Task directions.
Print the records below exactly as they appear.

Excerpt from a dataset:
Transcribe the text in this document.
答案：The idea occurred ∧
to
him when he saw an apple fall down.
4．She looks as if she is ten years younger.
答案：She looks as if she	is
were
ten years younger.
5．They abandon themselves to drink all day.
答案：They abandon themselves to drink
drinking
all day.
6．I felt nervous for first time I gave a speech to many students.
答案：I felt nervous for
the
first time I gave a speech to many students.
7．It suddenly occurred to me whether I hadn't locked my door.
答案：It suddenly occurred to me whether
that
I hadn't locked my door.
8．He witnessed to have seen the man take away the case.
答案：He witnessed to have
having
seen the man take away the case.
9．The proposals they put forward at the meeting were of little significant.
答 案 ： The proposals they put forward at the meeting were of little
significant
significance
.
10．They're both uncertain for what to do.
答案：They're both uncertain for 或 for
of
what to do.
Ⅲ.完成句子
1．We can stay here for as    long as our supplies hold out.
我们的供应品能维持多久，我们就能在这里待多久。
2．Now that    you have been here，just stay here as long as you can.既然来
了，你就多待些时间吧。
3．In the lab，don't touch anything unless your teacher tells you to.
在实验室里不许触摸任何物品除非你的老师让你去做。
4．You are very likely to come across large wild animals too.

Answer to the exercise.
Transcribe the text in this document.
答案：The idea occurred ∧
to
him when he saw an apple fall down.
4．She looks as if she is ten years younger.
答案：She looks as if she	is
were
ten years younger.
5．They abandon themselves to drink all day.
答案：They abandon themselves to drink
drinking
all day.
6．I felt nervous for first time I gave a speech to many students.
答案：I felt nervous for
the
first time I gave a speech to many students.
7．It suddenly occurred to me whether I hadn't locked my door.
答案：It suddenly occurred to me whether
that
I hadn't locked my door.
8．He witnessed to have seen the man take away the case.
答案：He witnessed to have
having
seen the man take away the case.
9．The proposals they put forward at the meeting were of little significant.
答 案 ： The proposals they put forward at the meeting were of little
significant
significance
.
10．They're both uncertain for what to do.
答案：They're both uncertain for 或 for
of
what to do.
Ⅲ.完成句子
1．We can stay here for as    long as our supplies hold out.
我们的供应品能维持多久，我们就能在这里待多久。
2．Now that    you have been here，just stay here as long as you can.既然来
了，你就多待些时间吧。
3．In the lab，don't touch anything unless your teacher tells you to.
在实验室里不许触摸任何物品除非你的老师让你去做。
4．You are very likely to come across large wild animals too.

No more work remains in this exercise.